EXERCISE BRIEF »
Retype the complete listing exactly as it appears.

DATA PROVIDED »
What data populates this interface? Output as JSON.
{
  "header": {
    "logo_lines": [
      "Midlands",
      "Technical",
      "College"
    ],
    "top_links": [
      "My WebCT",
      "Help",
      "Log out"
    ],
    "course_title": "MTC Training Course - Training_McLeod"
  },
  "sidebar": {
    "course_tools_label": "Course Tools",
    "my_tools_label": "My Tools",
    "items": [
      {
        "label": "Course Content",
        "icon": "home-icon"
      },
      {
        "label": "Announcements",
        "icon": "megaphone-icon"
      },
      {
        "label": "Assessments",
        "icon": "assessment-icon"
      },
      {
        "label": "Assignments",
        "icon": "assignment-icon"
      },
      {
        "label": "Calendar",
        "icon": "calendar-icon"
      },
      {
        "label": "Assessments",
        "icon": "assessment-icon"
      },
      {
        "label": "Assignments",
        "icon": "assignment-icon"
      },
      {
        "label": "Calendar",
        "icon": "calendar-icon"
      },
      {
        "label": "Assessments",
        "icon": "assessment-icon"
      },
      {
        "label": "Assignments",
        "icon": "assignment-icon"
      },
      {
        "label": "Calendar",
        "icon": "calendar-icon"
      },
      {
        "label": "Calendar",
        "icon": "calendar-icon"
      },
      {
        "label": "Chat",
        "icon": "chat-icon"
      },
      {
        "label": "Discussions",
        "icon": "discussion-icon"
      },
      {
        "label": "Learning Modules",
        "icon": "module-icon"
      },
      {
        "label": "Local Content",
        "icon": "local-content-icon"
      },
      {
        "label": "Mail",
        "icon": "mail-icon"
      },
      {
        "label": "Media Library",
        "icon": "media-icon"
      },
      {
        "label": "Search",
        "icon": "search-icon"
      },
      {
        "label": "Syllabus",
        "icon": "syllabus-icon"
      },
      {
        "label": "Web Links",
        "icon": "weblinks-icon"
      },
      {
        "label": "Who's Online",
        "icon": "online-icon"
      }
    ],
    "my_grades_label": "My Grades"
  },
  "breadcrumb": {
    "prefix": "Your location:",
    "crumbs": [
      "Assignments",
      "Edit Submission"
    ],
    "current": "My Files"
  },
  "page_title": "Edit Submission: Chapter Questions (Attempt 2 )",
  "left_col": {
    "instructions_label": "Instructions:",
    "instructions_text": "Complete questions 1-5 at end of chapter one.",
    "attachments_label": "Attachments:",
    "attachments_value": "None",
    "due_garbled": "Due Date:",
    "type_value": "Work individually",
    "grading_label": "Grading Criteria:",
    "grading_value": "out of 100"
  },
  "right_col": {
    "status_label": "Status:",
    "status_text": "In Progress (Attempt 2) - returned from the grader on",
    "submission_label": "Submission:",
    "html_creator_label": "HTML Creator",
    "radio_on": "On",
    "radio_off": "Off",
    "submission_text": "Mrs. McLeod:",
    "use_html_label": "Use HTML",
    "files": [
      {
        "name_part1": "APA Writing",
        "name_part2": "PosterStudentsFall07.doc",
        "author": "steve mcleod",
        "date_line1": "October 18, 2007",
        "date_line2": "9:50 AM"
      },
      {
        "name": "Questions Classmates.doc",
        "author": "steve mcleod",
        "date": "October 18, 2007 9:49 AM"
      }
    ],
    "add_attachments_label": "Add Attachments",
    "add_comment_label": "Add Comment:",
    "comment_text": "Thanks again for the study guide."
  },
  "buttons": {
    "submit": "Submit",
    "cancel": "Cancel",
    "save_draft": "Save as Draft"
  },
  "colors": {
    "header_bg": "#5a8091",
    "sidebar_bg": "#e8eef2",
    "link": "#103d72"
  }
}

OUTPUT BELOW »
What data populates this interface? Output as JSON.
{
  "header": {
    "logo_lines": [
      "Midlands",
      "Technical",
      "College"
    ],
    "top_links": [
      "My WebCT",
      "Help",
      "Log out"
    ],
    "course_title": "MTC Training Course - Training_McLeod"
  },
  "sidebar": {
    "course_tools_label": "Course Tools",
    "my_tools_label": "My Tools",
    "items": [
      {
        "label": "Course Content",
        "icon": "home-icon"
      },
      {
        "label": "Announcements",
        "icon": "megaphone-icon"
      },
      {
        "label": "Assessments",
        "icon": "assessment-icon"
      },
      {
        "label": "Assignments",
        "icon": "assignment-icon"
      },
      {
        "label": "Calendar",
        "icon": "calendar-icon"
      },
      {
        "label": "Assessments",
        "icon": "assessment-icon"
      },
      {
        "label": "Assignments",
        "icon": "assignment-icon"
      },
      {
        "label": "Calendar",
        "icon": "calendar-icon"
      },
      {
        "label": "Assessments",
        "icon": "assessment-icon"
      },
      {
        "label": "Assignments",
        "icon": "assignment-icon"
      },
      {
        "label": "Calendar",
        "icon": "calendar-icon"
      },
      {
        "label": "Calendar",
        "icon": "calendar-icon"
      },
      {
        "label": "Chat",
        "icon": "chat-icon"
      },
      {
        "label": "Discussions",
        "icon": "discussion-icon"
      },
      {
        "label": "Learning Modules",
        "icon": "module-icon"
      },
      {
        "label": "Local Content",
        "icon": "local-content-icon"
      },
      {
        "label": "Mail",
        "icon": "mail-icon"
      },
      {
        "label": "Media Library",
        "icon": "media-icon"
      },
      {
        "label": "Search",
        "icon": "search-icon"
      },
      {
        "label": "Syllabus",
        "icon": "syllabus-icon"
      },
      {
        "label": "Web Links",
        "icon": "weblinks-icon"
      },
      {
        "label": "Who's Online",
        "icon": "online-icon"
      }
    ],
    "my_grades_label": "My Grades"
  },
  "breadcrumb": {
    "prefix": "Your location:",
    "crumbs": [
      "Assignments",
      "Edit Submission"
    ],
    "current": "My Files"
  },
  "page_title": "Edit Submission: Chapter Questions (Attempt 2 )",
  "left_col": {
    "instructions_label": "Instructions:",
    "instructions_text": "Complete questions 1-5 at end of chapter one.",
    "attachments_label": "Attachments:",
    "attachments_value": "None",
    "due_garbled": "Due Date:",
    "type_value": "Work individually",
    "grading_label": "Grading Criteria:",
    "grading_value": "out of 100"
  },
  "right_col": {
    "status_label": "Status:",
    "status_text": "In Progress (Attempt 2) - returned from the grader on",
    "submission_label": "Submission:",
    "html_creator_label": "HTML Creator",
    "radio_on": "On",
    "radio_off": "Off",
    "submission_text": "Mrs. McLeod:",
    "use_html_label": "Use HTML",
    "files": [
      {
        "name_part1": "APA Writing",
        "name_part2": "PosterStudentsFall07.doc",
        "author": "steve mcleod",
        "date_line1": "October 18, 2007",
        "date_line2": "9:50 AM"
      },
      {
        "name": "Questions Classmates.doc",
        "author": "steve mcleod",
        "date": "October 18, 2007 9:49 AM"
      }
    ],
    "add_attachments_label": "Add Attachments",
    "add_comment_label": "Add Comment:",
    "comment_text": "Thanks again for the study guide."
  },
  "buttons": {
    "submit": "Submit",
    "cancel": "Cancel",
    "save_draft": "Save as Draft"
  },
  "colors": {
    "header_bg": "#5a8091",
    "sidebar_bg": "#e8eef2",
    "link": "#103d72"
  }
}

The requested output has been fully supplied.